■ SHORT EXERCISE: Copy every record word for word.

■ ENTRIES PROVIDED:
___
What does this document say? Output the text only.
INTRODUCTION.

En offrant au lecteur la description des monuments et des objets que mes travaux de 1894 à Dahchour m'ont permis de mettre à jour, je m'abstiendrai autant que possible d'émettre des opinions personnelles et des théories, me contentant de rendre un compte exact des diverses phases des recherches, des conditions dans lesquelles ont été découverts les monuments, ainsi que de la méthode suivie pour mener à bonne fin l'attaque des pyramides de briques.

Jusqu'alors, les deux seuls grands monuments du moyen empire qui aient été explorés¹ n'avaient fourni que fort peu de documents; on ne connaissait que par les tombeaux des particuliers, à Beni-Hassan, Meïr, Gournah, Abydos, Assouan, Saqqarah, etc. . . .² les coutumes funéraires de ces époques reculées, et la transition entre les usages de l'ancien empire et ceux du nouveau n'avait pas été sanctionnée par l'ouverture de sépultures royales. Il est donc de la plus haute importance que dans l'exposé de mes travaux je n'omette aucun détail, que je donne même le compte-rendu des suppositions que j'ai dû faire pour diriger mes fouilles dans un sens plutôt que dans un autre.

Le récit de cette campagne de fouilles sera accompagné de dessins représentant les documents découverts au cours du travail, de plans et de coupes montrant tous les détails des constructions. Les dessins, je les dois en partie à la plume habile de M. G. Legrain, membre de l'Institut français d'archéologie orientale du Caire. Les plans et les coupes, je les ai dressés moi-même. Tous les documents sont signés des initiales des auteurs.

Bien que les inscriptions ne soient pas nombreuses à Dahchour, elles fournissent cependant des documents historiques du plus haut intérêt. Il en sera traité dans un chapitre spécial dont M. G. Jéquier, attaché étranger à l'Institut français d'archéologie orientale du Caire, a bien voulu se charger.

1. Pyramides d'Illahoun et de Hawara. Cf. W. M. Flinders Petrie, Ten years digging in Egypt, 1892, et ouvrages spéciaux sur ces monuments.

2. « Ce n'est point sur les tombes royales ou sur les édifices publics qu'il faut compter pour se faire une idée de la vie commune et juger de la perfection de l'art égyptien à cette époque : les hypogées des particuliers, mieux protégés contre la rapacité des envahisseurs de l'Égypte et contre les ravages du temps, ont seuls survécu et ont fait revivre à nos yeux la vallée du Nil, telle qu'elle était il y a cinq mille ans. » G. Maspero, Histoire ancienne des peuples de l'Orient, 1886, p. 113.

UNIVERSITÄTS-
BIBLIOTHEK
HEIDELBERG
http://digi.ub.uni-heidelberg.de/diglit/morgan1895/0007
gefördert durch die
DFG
___
■ RESPONSE TO THE EXERCISE:
What does this document say? Output the text only.
INTRODUCTION.

En offrant au lecteur la description des monuments et des objets que mes travaux de 1894 à Dahchour m'ont permis de mettre à jour, je m'abstiendrai autant que possible d'émettre des opinions personnelles et des théories, me contentant de rendre un compte exact des diverses phases des recherches, des conditions dans lesquelles ont été découverts les monuments, ainsi que de la méthode suivie pour mener à bonne fin l'attaque des pyramides de briques.

Jusqu'alors, les deux seuls grands monuments du moyen empire qui aient été explorés¹ n'avaient fourni que fort peu de documents; on ne connaissait que par les tombeaux des particuliers, à Beni-Hassan, Meïr, Gournah, Abydos, Assouan, Saqqarah, etc. . . .² les coutumes funéraires de ces époques reculées, et la transition entre les usages de l'ancien empire et ceux du nouveau n'avait pas été sanctionnée par l'ouverture de sépultures royales. Il est donc de la plus haute importance que dans l'exposé de mes travaux je n'omette aucun détail, que je donne même le compte-rendu des suppositions que j'ai dû faire pour diriger mes fouilles dans un sens plutôt que dans un autre.

Le récit de cette campagne de fouilles sera accompagné de dessins représentant les documents découverts au cours du travail, de plans et de coupes montrant tous les détails des constructions. Les dessins, je les dois en partie à la plume habile de M. G. Legrain, membre de l'Institut français d'archéologie orientale du Caire. Les plans et les coupes, je les ai dressés moi-même. Tous les documents sont signés des initiales des auteurs.

Bien que les inscriptions ne soient pas nombreuses à Dahchour, elles fournissent cependant des documents historiques du plus haut intérêt. Il en sera traité dans un chapitre spécial dont M. G. Jéquier, attaché étranger à l'Institut français d'archéologie orientale du Caire, a bien voulu se charger.

1. Pyramides d'Illahoun et de Hawara. Cf. W. M. Flinders Petrie, Ten years digging in Egypt, 1892, et ouvrages spéciaux sur ces monuments.

2. « Ce n'est point sur les tombes royales ou sur les édifices publics qu'il faut compter pour se faire une idée de la vie commune et juger de la perfection de l'art égyptien à cette époque : les hypogées des particuliers, mieux protégés contre la rapacité des envahisseurs de l'Égypte et contre les ravages du temps, ont seuls survécu et ont fait revivre à nos yeux la vallée du Nil, telle qu'elle était il y a cinq mille ans. » G. Maspero, Histoire ancienne des peuples de l'Orient, 1886, p. 113.

UNIVERSITÄTS-
BIBLIOTHEK
HEIDELBERG
http://digi.ub.uni-heidelberg.de/diglit/morgan1895/0007
gefördert durch die
DFG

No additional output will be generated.